### SHORT PROBLEM
Records follow. Copy every line with "profile".

### STORED DATA
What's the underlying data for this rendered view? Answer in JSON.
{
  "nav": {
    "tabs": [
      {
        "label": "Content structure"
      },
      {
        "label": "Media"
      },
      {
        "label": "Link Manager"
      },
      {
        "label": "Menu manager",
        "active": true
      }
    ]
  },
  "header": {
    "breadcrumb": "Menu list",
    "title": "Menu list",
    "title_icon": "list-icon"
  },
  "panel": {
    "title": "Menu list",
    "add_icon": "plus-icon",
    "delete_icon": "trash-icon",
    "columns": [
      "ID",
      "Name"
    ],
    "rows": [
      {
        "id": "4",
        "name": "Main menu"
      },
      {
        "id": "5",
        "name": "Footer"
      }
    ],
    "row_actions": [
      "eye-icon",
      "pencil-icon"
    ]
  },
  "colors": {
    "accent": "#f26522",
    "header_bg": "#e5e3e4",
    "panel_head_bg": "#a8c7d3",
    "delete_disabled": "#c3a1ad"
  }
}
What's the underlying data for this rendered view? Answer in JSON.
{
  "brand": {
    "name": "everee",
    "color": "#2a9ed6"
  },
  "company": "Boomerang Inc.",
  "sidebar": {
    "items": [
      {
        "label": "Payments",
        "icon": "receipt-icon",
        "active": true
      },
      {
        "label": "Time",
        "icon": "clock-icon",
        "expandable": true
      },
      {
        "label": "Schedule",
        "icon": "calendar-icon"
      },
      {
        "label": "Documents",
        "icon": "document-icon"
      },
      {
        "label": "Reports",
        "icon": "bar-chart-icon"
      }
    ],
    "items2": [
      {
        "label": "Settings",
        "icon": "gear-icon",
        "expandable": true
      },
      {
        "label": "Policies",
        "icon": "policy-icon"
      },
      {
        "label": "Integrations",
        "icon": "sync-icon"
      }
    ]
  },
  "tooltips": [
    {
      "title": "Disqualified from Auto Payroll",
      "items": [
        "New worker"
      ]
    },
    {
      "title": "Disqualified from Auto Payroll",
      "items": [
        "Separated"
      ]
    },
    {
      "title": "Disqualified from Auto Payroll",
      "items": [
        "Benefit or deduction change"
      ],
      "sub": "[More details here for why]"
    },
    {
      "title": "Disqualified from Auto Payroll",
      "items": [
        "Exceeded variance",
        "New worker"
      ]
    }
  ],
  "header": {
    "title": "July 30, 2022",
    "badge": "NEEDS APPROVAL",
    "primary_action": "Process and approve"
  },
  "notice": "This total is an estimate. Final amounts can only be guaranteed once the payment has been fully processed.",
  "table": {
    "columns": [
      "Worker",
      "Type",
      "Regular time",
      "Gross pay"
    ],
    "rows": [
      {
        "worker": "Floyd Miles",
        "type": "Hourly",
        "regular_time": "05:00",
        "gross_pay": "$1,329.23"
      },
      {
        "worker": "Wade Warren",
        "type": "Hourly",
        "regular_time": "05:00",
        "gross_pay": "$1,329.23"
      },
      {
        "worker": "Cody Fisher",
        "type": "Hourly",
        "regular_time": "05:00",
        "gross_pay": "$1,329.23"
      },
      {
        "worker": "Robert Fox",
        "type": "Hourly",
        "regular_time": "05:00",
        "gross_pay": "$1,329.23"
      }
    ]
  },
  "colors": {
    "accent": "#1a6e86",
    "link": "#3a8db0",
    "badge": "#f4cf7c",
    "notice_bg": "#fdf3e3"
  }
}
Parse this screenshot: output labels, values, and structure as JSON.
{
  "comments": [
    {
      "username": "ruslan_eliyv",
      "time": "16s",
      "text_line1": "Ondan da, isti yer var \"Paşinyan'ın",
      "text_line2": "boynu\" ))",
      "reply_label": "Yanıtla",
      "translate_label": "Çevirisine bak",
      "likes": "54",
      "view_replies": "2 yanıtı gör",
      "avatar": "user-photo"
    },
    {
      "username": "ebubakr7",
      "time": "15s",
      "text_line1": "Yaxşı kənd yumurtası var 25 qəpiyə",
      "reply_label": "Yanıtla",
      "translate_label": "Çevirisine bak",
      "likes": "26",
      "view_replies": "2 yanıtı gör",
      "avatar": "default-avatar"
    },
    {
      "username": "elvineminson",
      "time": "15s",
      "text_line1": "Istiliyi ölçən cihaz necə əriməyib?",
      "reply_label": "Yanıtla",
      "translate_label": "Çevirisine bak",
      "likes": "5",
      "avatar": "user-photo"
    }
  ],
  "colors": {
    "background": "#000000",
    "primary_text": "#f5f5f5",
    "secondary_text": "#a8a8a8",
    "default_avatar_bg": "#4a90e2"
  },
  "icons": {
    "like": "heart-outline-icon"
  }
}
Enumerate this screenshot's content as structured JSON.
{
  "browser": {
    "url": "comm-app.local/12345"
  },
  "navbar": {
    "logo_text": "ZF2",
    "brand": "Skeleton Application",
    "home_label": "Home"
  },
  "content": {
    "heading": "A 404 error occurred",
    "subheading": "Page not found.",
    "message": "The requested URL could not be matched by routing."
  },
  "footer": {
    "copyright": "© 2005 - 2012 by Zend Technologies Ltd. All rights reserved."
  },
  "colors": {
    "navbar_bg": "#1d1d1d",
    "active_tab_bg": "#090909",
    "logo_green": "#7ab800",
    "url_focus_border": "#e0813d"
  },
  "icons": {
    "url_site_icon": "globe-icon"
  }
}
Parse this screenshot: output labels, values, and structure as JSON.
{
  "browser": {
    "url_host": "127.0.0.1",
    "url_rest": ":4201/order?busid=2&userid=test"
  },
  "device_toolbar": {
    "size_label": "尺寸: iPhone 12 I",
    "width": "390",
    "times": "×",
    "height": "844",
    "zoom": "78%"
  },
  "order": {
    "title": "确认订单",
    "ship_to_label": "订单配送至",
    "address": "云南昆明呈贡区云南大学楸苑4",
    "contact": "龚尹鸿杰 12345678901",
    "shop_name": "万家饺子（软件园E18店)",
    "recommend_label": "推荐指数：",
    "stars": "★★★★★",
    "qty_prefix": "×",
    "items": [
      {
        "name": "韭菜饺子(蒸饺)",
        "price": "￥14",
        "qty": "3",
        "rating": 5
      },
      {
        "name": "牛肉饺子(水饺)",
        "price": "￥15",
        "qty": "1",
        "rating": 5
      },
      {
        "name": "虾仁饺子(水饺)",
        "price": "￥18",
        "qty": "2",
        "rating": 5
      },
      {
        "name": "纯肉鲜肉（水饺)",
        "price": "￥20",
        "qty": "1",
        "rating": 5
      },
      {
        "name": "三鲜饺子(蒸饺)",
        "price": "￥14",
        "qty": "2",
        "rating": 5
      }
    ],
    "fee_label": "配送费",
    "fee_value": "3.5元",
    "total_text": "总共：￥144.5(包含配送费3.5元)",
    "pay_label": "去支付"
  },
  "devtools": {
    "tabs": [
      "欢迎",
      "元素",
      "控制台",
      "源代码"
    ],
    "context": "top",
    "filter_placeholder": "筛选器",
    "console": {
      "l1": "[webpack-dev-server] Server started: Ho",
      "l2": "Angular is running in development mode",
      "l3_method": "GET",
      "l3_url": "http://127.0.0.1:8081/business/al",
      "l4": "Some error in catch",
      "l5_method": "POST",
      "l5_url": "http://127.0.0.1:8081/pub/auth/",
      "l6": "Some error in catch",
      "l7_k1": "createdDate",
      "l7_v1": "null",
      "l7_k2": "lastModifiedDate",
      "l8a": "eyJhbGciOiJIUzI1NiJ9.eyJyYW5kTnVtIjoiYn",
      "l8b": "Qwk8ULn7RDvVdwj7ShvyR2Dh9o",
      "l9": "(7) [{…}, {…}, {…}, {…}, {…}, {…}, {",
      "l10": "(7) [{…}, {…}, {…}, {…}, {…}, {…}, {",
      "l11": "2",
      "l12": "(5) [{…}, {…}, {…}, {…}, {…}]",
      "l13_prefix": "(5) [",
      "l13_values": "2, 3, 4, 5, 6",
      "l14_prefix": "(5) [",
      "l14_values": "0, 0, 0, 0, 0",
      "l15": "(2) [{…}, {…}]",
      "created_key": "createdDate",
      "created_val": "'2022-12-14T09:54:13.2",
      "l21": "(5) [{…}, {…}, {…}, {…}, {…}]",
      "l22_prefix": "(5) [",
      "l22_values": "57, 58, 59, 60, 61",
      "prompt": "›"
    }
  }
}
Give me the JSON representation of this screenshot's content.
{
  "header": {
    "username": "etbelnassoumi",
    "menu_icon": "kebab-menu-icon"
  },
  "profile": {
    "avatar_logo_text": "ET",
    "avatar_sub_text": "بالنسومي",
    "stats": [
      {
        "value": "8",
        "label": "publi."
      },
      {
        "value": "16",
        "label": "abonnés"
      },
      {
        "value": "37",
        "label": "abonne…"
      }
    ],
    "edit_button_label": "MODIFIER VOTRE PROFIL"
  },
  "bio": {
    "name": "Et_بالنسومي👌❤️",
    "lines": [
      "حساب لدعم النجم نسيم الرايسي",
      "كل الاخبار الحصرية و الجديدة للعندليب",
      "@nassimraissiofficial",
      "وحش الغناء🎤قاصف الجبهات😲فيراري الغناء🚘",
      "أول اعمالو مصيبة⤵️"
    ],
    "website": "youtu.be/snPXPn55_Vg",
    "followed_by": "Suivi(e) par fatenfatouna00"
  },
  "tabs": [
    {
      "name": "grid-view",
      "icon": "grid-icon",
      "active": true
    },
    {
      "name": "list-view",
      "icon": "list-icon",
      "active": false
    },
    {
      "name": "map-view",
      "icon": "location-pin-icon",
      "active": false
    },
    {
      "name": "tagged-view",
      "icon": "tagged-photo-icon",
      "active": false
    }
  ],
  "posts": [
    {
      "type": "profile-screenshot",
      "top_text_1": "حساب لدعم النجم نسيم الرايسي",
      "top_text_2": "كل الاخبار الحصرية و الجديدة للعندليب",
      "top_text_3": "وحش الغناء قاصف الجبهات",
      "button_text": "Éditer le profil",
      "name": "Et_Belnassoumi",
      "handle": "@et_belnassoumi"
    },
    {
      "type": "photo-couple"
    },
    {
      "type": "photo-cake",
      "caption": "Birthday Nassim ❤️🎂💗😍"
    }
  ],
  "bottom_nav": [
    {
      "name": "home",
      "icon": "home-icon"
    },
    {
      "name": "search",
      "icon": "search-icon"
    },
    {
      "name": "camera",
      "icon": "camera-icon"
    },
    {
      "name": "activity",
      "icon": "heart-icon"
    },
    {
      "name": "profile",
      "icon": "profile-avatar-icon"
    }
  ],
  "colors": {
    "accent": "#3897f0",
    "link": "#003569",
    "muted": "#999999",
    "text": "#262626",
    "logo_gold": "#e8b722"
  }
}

### RESULT FOR THIS TASK
  "profile": {
      "type": "profile-screenshot",
      "name": "profile",
      "icon": "profile-avatar-icon"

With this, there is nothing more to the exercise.